*GOAL*: Output the full listing below exactly, without the pictures.

· · ·

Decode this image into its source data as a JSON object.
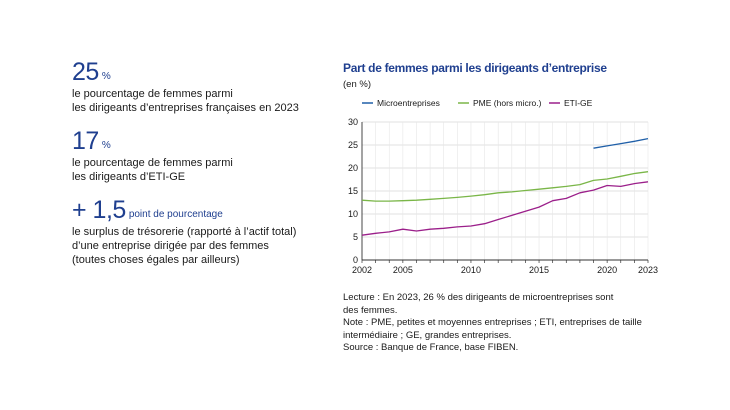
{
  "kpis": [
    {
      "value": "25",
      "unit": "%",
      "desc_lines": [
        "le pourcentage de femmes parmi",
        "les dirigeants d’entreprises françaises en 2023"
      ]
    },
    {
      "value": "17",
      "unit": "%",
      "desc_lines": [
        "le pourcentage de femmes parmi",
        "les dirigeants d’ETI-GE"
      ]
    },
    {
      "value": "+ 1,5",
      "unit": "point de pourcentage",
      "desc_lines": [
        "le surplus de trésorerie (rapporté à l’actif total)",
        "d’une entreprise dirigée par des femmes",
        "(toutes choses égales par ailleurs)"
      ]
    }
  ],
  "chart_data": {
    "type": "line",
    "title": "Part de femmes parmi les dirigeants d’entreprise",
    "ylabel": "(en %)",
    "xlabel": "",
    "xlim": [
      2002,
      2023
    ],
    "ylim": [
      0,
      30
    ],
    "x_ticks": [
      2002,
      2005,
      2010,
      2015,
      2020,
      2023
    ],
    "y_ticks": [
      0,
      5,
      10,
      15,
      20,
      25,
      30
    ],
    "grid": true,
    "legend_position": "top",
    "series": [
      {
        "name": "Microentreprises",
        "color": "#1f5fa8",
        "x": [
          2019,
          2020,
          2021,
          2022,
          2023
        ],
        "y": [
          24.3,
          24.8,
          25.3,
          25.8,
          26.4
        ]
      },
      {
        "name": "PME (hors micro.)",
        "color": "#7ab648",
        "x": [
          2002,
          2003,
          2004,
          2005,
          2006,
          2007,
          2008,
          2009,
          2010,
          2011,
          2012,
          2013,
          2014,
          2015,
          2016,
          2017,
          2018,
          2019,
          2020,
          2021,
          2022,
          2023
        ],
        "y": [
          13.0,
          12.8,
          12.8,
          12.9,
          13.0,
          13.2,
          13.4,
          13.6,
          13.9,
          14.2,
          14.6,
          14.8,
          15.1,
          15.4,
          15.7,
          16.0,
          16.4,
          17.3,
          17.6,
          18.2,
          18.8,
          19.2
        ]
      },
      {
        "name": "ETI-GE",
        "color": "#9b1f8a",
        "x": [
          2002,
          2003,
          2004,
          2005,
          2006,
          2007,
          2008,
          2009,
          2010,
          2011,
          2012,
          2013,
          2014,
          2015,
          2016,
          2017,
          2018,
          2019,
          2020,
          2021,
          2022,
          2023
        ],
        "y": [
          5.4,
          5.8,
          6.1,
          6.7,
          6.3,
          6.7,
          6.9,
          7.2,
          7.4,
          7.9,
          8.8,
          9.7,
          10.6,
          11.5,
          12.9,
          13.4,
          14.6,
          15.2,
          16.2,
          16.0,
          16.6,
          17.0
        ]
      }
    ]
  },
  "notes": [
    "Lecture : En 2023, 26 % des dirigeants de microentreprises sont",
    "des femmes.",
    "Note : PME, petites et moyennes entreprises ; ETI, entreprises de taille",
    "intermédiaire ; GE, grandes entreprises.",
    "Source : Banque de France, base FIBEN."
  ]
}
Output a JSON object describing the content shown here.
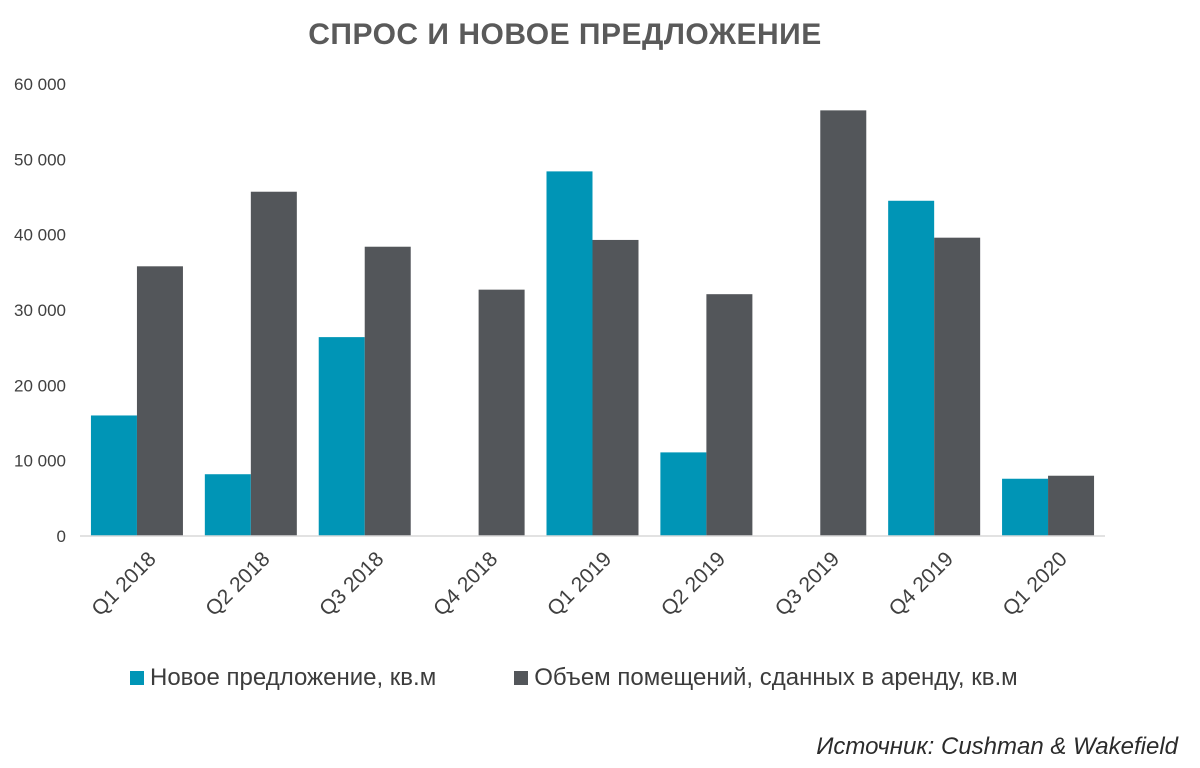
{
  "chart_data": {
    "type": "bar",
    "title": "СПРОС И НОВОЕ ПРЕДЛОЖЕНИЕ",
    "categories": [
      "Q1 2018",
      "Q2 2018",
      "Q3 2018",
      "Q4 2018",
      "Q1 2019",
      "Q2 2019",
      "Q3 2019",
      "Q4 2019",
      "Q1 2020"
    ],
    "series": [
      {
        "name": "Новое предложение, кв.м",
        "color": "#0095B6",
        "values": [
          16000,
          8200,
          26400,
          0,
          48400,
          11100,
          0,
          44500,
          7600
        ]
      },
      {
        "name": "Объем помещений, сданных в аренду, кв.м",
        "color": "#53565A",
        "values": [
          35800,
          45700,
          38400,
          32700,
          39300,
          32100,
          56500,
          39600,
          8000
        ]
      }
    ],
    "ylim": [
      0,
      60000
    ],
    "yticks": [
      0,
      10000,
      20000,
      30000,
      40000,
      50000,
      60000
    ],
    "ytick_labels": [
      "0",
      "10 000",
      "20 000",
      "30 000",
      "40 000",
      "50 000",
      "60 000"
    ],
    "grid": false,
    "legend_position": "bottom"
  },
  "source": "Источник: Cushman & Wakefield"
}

· · ·

*FINISHED EXERCISE*:
Decode this image into its source data as a JSON object.
{
  "kpis": [
    {
      "value": "25",
      "unit": "%",
      "desc_lines": [
        "le pourcentage de femmes parmi",
        "les dirigeants d’entreprises françaises en 2023"
      ]
    },
    {
      "value": "17",
      "unit": "%",
      "desc_lines": [
        "le pourcentage de femmes parmi",
        "les dirigeants d’ETI-GE"
      ]
    },
    {
      "value": "+ 1,5",
      "unit": "point de pourcentage",
      "desc_lines": [
        "le surplus de trésorerie (rapporté à l’actif total)",
        "d’une entreprise dirigée par des femmes",
        "(toutes choses égales par ailleurs)"
      ]
    }
  ],
  "chart_data": {
    "type": "line",
    "title": "Part de femmes parmi les dirigeants d’entreprise",
    "ylabel": "(en %)",
    "xlabel": "",
    "xlim": [
      2002,
      2023
    ],
    "ylim": [
      0,
      30
    ],
    "x_ticks": [
      2002,
      2005,
      2010,
      2015,
      2020,
      2023
    ],
    "y_ticks": [
      0,
      5,
      10,
      15,
      20,
      25,
      30
    ],
    "grid": true,
    "legend_position": "top",
    "series": [
      {
        "name": "Microentreprises",
        "color": "#1f5fa8",
        "x": [
          2019,
          2020,
          2021,
          2022,
          2023
        ],
        "y": [
          24.3,
          24.8,
          25.3,
          25.8,
          26.4
        ]
      },
      {
        "name": "PME (hors micro.)",
        "color": "#7ab648",
        "x": [
          2002,
          2003,
          2004,
          2005,
          2006,
          2007,
          2008,
          2009,
          2010,
          2011,
          2012,
          2013,
          2014,
          2015,
          2016,
          2017,
          2018,
          2019,
          2020,
          2021,
          2022,
          2023
        ],
        "y": [
          13.0,
          12.8,
          12.8,
          12.9,
          13.0,
          13.2,
          13.4,
          13.6,
          13.9,
          14.2,
          14.6,
          14.8,
          15.1,
          15.4,
          15.7,
          16.0,
          16.4,
          17.3,
          17.6,
          18.2,
          18.8,
          19.2
        ]
      },
      {
        "name": "ETI-GE",
        "color": "#9b1f8a",
        "x": [
          2002,
          2003,
          2004,
          2005,
          2006,
          2007,
          2008,
          2009,
          2010,
          2011,
          2012,
          2013,
          2014,
          2015,
          2016,
          2017,
          2018,
          2019,
          2020,
          2021,
          2022,
          2023
        ],
        "y": [
          5.4,
          5.8,
          6.1,
          6.7,
          6.3,
          6.7,
          6.9,
          7.2,
          7.4,
          7.9,
          8.8,
          9.7,
          10.6,
          11.5,
          12.9,
          13.4,
          14.6,
          15.2,
          16.2,
          16.0,
          16.6,
          17.0
        ]
      }
    ]
  },
  "notes": [
    "Lecture : En 2023, 26 % des dirigeants de microentreprises sont",
    "des femmes.",
    "Note : PME, petites et moyennes entreprises ; ETI, entreprises de taille",
    "intermédiaire ; GE, grandes entreprises.",
    "Source : Banque de France, base FIBEN."
  ]
}
Output a JSON object describing the content shown here.
{
  "chart_data": {
    "type": "bar",
    "title": "СПРОС И НОВОЕ ПРЕДЛОЖЕНИЕ",
    "categories": [
      "Q1 2018",
      "Q2 2018",
      "Q3 2018",
      "Q4 2018",
      "Q1 2019",
      "Q2 2019",
      "Q3 2019",
      "Q4 2019",
      "Q1 2020"
    ],
    "series": [
      {
        "name": "Новое предложение, кв.м",
        "color": "#0095B6",
        "values": [
          16000,
          8200,
          26400,
          0,
          48400,
          11100,
          0,
          44500,
          7600
        ]
      },
      {
        "name": "Объем помещений, сданных в аренду, кв.м",
        "color": "#53565A",
        "values": [
          35800,
          45700,
          38400,
          32700,
          39300,
          32100,
          56500,
          39600,
          8000
        ]
      }
    ],
    "ylim": [
      0,
      60000
    ],
    "yticks": [
      0,
      10000,
      20000,
      30000,
      40000,
      50000,
      60000
    ],
    "ytick_labels": [
      "0",
      "10 000",
      "20 000",
      "30 000",
      "40 000",
      "50 000",
      "60 000"
    ],
    "grid": false,
    "legend_position": "bottom"
  },
  "source": "Источник: Cushman & Wakefield"
}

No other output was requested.